[Records from a dataset]
════════════════════

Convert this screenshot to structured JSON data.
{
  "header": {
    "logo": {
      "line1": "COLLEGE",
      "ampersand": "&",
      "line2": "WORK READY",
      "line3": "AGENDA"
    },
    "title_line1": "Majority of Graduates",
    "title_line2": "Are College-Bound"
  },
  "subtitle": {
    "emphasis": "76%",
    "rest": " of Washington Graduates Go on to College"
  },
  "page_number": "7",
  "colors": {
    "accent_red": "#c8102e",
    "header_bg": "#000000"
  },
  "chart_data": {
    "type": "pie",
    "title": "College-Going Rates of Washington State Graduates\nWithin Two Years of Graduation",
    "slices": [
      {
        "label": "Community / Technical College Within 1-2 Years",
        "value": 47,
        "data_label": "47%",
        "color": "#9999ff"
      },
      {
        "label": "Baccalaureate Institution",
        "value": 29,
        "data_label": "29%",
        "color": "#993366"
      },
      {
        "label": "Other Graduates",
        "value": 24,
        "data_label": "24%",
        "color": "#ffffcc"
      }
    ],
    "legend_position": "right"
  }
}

════════════════════

Please reproduce each line exactly as written.

EXERCISE RESPONSE:
Convert this screenshot to structured JSON data.
{
  "header": {
    "logo": {
      "line1": "COLLEGE",
      "ampersand": "&",
      "line2": "WORK READY",
      "line3": "AGENDA"
    },
    "title_line1": "Majority of Graduates",
    "title_line2": "Are College-Bound"
  },
  "subtitle": {
    "emphasis": "76%",
    "rest": " of Washington Graduates Go on to College"
  },
  "page_number": "7",
  "colors": {
    "accent_red": "#c8102e",
    "header_bg": "#000000"
  },
  "chart_data": {
    "type": "pie",
    "title": "College-Going Rates of Washington State Graduates\nWithin Two Years of Graduation",
    "slices": [
      {
        "label": "Community / Technical College Within 1-2 Years",
        "value": 47,
        "data_label": "47%",
        "color": "#9999ff"
      },
      {
        "label": "Baccalaureate Institution",
        "value": 29,
        "data_label": "29%",
        "color": "#993366"
      },
      {
        "label": "Other Graduates",
        "value": 24,
        "data_label": "24%",
        "color": "#ffffcc"
      }
    ],
    "legend_position": "right"
  }
}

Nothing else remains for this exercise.